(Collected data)
--- Start ---
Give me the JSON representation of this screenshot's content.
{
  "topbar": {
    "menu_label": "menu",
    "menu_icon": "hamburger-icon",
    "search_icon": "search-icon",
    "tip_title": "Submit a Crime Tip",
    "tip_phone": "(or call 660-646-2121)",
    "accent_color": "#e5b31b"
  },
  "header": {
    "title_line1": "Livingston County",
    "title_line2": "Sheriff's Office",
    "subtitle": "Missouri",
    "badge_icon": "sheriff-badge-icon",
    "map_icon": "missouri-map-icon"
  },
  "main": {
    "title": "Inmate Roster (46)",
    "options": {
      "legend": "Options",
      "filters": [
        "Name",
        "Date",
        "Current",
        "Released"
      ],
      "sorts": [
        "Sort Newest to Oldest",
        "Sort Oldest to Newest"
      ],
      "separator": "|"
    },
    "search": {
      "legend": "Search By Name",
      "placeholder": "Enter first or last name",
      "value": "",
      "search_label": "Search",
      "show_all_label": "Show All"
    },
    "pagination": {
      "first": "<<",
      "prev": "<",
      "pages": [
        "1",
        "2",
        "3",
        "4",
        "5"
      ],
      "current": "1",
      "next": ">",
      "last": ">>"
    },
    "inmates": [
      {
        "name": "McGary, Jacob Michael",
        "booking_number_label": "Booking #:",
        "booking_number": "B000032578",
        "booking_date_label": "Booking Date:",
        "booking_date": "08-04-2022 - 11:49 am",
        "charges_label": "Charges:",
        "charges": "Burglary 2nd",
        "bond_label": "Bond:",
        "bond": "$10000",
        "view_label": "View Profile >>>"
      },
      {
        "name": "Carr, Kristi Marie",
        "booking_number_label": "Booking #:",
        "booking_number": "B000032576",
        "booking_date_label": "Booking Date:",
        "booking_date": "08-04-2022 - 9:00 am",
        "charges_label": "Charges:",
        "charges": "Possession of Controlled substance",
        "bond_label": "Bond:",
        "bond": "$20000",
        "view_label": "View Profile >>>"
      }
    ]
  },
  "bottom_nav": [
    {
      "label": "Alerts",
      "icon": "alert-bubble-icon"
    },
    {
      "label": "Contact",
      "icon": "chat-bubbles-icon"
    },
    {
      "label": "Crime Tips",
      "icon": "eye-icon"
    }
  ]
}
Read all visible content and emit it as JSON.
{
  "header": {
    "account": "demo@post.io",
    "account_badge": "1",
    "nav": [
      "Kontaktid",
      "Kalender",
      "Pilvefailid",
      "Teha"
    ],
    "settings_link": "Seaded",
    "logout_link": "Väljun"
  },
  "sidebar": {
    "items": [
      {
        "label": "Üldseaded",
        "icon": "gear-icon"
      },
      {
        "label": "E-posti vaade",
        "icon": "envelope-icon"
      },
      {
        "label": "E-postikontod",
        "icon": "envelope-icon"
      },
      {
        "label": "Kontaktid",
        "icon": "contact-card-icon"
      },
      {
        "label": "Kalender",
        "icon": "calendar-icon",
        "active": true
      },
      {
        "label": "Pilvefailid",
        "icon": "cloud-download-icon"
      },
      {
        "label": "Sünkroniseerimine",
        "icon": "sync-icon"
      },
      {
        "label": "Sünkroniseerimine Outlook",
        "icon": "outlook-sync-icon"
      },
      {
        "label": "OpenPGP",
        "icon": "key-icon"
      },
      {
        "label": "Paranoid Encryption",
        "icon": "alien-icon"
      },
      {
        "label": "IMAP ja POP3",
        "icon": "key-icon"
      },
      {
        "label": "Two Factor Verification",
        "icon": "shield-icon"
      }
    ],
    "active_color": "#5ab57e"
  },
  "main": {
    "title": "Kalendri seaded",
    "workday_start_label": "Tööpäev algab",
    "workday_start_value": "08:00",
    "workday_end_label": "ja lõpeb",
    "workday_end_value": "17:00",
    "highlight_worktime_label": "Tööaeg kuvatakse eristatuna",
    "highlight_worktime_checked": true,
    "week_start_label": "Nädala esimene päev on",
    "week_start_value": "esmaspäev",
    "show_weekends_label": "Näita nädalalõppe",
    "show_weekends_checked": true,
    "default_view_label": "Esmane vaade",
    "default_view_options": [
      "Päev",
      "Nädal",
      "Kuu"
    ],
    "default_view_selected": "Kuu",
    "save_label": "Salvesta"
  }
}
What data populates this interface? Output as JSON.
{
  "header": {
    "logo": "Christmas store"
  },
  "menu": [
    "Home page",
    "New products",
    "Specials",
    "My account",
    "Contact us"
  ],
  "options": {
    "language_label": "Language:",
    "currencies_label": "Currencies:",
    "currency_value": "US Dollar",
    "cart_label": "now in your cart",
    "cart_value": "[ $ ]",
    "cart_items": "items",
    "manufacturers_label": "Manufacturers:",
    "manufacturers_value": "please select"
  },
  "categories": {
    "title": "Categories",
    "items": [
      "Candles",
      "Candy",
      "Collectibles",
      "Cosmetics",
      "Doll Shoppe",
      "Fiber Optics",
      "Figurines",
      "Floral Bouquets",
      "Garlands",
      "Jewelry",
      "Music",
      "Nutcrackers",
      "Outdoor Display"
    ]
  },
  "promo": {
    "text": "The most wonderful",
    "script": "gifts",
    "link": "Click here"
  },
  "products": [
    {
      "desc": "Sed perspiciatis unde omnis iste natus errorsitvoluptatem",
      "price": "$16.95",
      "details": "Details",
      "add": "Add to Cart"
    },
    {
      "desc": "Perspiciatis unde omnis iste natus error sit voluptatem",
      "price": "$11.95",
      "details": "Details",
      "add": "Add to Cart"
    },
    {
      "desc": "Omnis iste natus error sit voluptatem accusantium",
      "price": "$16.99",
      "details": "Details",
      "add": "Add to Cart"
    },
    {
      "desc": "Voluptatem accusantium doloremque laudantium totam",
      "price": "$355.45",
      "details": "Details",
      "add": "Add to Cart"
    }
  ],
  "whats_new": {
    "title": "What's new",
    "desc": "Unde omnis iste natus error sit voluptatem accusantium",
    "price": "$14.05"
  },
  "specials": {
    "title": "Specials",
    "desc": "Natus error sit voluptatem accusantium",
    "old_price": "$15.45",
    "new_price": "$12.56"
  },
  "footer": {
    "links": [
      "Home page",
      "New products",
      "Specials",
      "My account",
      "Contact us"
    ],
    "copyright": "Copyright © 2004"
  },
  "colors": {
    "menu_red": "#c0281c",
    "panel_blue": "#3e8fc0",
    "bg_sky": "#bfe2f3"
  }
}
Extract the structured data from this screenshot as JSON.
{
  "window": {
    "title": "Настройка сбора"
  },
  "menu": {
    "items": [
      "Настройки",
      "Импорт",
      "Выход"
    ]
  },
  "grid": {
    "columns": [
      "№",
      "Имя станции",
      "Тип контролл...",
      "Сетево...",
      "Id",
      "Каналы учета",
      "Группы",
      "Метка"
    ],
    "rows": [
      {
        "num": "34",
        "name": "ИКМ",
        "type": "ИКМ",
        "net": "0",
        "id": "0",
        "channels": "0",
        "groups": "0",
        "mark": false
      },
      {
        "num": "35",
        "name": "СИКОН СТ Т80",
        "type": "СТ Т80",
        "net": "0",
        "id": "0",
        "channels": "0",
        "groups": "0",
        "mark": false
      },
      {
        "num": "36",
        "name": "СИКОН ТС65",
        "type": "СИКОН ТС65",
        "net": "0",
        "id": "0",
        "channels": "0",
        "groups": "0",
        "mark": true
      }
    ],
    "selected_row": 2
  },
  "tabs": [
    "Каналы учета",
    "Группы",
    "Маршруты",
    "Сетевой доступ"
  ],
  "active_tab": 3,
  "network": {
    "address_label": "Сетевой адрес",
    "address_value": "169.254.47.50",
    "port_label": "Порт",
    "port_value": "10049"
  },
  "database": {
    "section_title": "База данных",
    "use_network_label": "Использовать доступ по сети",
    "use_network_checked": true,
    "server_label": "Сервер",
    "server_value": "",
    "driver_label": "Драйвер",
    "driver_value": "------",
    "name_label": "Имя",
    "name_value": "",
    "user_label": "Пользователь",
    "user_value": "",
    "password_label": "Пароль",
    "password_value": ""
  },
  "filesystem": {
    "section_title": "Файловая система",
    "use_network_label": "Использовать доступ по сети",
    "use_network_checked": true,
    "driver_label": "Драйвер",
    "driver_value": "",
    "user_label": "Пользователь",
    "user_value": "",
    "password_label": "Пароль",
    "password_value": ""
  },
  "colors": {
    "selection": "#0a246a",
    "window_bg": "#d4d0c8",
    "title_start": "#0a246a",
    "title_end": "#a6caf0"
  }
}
--- End ---
▶ Aim of the exercise: Give the number of lines that carry the word "accusantium", with nothing added.

▶ Response to this task: 4